Stated task:
From the entries below, pull out each line where "Agosto" appears.

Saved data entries

----

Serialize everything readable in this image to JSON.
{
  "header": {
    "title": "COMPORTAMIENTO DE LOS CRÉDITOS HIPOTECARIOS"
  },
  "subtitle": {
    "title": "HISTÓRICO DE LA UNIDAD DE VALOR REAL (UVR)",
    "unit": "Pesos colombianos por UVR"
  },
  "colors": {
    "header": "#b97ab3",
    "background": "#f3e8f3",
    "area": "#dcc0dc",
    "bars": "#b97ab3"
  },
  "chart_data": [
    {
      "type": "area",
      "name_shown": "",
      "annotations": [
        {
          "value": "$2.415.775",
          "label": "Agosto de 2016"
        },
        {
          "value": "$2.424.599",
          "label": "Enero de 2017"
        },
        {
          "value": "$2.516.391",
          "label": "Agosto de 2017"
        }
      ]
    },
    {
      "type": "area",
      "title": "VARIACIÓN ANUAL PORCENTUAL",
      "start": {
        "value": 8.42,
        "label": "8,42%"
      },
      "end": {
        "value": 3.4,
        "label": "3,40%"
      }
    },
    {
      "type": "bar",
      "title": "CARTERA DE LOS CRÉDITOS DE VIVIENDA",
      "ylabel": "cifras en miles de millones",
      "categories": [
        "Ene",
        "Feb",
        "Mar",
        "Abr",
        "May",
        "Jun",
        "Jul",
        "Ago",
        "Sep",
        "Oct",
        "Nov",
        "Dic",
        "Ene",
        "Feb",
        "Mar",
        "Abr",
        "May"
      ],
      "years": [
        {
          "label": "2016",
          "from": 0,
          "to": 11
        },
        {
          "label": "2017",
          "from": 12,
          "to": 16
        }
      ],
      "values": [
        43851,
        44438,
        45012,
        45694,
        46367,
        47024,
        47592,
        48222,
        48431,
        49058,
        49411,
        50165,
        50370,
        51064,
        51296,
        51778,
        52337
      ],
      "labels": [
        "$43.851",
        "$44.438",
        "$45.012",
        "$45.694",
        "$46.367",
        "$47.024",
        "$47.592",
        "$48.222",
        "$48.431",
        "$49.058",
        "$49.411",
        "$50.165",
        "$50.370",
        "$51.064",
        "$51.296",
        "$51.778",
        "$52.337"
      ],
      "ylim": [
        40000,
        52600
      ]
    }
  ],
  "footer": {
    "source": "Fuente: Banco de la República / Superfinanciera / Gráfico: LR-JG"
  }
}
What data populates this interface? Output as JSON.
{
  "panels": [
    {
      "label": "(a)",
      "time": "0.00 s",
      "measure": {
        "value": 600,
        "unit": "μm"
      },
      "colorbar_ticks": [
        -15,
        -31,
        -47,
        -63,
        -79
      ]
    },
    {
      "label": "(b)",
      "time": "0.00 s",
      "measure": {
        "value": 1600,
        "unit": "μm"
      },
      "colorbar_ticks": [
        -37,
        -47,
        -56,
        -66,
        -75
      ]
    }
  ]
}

----

Finished answer:
          "label": "Agosto de 2016"
          "label": "Agosto de 2017"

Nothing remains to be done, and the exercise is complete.